[Data excerpts]
--
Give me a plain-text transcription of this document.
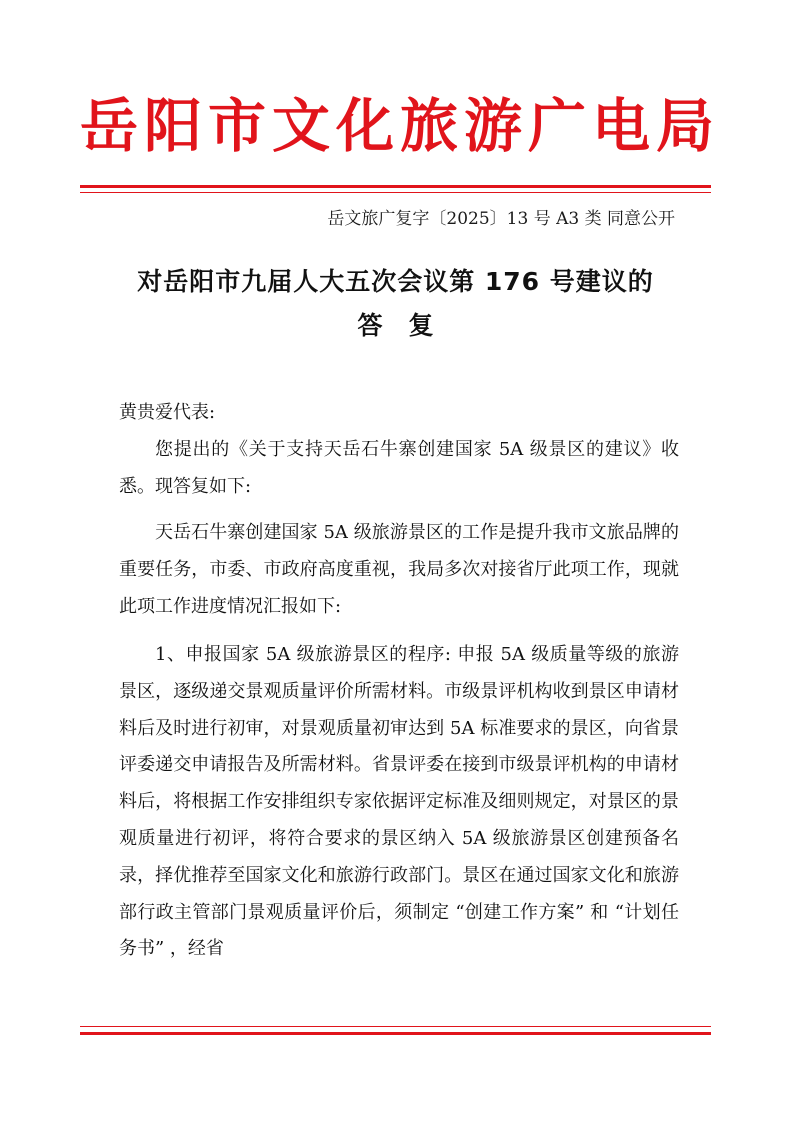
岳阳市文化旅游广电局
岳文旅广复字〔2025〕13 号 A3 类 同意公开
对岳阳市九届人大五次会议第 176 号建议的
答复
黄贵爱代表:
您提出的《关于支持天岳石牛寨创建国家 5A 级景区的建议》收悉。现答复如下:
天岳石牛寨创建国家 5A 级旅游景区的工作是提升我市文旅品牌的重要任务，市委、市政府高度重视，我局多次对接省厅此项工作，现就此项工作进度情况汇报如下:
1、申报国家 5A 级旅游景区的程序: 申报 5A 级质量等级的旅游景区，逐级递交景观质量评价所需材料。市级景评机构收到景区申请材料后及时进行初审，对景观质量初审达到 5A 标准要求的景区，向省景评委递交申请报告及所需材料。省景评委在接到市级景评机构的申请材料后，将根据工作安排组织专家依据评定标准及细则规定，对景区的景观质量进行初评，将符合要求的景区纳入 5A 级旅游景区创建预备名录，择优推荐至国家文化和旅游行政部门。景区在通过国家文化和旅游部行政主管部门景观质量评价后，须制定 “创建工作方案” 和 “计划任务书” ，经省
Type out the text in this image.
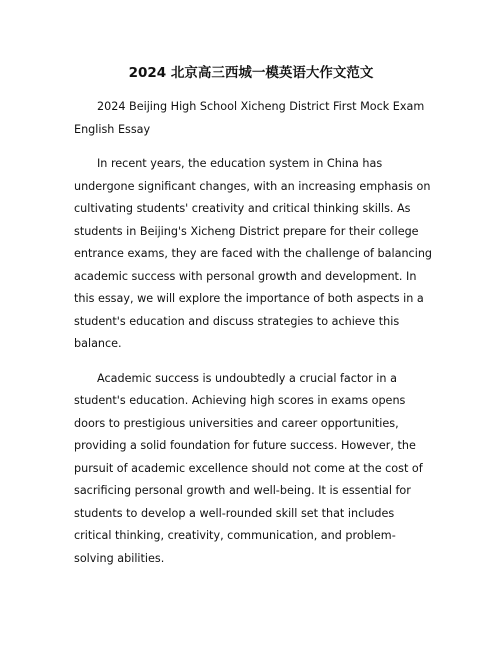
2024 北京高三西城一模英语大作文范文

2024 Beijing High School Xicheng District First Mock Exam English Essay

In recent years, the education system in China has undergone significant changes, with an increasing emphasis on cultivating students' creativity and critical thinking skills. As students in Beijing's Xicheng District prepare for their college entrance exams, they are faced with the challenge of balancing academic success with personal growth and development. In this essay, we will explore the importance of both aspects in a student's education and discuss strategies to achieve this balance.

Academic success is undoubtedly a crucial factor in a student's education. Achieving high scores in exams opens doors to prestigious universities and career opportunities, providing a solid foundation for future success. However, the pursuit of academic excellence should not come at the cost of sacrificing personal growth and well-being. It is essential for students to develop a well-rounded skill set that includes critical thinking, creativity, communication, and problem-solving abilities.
--
Written task: State how many lines of the listing include "text", and nothing more.

Exercise solution: 2